**Work required:**
Determine the number of lines that have the string "ومائتين" in them, and give only that number.

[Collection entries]
- - -
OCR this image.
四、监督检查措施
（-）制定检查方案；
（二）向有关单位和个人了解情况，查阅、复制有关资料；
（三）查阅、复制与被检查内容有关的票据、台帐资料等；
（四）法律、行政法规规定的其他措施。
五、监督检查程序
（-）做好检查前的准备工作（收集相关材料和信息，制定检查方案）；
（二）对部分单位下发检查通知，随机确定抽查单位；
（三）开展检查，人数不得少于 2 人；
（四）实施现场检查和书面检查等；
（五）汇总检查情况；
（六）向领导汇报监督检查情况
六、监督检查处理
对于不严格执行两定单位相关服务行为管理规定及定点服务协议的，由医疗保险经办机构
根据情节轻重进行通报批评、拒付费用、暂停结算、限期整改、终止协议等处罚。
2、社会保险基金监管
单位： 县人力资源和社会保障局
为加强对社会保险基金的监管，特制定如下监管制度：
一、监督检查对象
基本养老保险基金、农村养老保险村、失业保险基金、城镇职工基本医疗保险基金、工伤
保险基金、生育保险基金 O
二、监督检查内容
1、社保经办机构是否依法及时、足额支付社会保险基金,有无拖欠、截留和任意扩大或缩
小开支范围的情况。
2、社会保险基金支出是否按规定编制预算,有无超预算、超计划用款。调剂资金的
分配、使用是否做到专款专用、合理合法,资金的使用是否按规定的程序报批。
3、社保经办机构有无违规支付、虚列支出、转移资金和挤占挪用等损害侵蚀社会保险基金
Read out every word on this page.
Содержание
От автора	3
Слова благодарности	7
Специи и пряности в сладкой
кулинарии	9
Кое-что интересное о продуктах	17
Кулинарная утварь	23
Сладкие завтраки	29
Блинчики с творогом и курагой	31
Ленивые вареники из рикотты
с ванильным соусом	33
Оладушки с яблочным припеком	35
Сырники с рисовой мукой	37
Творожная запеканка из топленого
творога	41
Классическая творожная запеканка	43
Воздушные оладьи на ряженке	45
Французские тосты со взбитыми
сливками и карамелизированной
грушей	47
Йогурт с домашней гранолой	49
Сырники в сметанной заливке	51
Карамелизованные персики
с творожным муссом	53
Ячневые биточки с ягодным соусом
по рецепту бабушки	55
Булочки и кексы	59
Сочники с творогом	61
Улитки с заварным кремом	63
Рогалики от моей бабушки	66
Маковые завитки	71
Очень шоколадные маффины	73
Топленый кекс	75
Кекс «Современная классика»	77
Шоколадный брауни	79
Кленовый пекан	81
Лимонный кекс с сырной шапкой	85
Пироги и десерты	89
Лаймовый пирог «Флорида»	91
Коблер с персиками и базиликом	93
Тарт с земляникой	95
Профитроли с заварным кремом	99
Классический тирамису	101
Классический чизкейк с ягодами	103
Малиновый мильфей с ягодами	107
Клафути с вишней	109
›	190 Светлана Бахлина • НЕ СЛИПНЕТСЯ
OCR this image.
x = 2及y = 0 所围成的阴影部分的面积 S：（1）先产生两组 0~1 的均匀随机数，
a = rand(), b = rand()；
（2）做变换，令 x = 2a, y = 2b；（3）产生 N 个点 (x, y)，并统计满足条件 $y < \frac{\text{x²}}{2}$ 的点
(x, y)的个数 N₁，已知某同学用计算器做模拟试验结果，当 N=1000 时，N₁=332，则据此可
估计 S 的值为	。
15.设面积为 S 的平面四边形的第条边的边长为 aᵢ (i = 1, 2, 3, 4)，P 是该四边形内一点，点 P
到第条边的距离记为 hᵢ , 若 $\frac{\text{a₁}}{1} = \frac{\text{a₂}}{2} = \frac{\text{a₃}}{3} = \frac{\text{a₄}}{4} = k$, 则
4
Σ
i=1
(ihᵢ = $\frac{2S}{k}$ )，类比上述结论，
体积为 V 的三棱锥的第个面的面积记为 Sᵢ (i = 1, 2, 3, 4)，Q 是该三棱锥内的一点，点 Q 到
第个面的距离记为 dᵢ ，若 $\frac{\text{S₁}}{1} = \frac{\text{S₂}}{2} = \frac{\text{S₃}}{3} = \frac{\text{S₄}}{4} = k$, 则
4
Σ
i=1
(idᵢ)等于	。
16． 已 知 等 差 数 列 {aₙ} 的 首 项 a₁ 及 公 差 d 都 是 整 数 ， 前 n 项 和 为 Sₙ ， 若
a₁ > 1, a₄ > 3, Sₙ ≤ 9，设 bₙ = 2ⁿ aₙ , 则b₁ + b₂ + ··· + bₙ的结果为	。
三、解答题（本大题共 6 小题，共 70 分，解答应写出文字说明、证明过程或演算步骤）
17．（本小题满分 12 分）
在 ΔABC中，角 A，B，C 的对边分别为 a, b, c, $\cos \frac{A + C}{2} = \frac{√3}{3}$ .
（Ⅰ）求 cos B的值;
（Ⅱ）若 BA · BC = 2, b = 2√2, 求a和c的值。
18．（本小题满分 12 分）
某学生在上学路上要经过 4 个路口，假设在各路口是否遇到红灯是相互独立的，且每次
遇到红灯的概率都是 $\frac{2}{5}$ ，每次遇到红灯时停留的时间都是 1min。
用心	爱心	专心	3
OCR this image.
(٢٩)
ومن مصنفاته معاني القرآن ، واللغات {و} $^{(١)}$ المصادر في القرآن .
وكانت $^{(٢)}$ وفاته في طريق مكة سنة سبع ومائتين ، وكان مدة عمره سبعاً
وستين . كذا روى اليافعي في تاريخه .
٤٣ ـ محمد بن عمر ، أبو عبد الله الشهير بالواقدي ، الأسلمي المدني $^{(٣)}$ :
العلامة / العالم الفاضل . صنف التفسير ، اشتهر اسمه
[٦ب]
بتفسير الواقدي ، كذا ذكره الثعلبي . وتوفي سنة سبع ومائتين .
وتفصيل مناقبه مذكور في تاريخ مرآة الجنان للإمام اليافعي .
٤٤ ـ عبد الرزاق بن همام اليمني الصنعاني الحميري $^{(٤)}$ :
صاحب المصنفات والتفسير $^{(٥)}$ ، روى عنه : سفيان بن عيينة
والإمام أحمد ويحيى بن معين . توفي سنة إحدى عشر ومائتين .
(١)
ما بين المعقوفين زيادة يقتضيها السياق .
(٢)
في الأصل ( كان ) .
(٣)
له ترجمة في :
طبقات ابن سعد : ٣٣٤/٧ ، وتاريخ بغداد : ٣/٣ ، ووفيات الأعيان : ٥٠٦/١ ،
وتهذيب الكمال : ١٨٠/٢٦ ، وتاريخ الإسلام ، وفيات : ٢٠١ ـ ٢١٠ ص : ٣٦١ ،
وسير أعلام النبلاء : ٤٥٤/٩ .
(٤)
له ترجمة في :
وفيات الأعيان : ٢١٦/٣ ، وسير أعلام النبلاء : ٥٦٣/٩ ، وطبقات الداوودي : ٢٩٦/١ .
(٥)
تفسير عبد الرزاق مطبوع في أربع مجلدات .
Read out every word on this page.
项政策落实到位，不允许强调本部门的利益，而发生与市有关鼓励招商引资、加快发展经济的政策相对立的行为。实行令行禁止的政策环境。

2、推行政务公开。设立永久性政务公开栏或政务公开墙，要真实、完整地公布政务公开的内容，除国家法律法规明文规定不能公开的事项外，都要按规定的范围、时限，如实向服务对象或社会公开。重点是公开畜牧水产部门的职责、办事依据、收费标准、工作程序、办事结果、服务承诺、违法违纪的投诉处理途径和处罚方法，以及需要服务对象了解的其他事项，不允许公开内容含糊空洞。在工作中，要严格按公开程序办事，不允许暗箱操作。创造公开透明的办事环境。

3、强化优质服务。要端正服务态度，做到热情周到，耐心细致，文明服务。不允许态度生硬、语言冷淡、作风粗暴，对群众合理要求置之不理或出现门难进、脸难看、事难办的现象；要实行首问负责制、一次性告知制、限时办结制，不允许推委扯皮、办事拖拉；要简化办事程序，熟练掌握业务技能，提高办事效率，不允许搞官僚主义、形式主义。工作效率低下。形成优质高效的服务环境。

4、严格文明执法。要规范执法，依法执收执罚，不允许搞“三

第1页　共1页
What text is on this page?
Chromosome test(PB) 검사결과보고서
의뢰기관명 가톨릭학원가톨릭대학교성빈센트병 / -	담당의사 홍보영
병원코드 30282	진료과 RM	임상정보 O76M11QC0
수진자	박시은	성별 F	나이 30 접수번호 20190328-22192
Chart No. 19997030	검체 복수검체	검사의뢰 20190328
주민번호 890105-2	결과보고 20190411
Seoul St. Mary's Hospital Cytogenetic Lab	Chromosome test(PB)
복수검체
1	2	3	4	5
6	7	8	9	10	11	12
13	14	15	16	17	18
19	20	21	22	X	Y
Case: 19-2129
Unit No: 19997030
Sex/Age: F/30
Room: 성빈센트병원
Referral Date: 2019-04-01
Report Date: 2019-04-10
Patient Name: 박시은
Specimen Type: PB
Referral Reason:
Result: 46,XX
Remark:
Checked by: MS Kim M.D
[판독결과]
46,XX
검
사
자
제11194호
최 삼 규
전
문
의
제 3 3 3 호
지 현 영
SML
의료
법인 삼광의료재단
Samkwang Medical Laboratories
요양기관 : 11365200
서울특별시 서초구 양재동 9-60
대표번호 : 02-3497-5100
- - -
**Task answer:**
3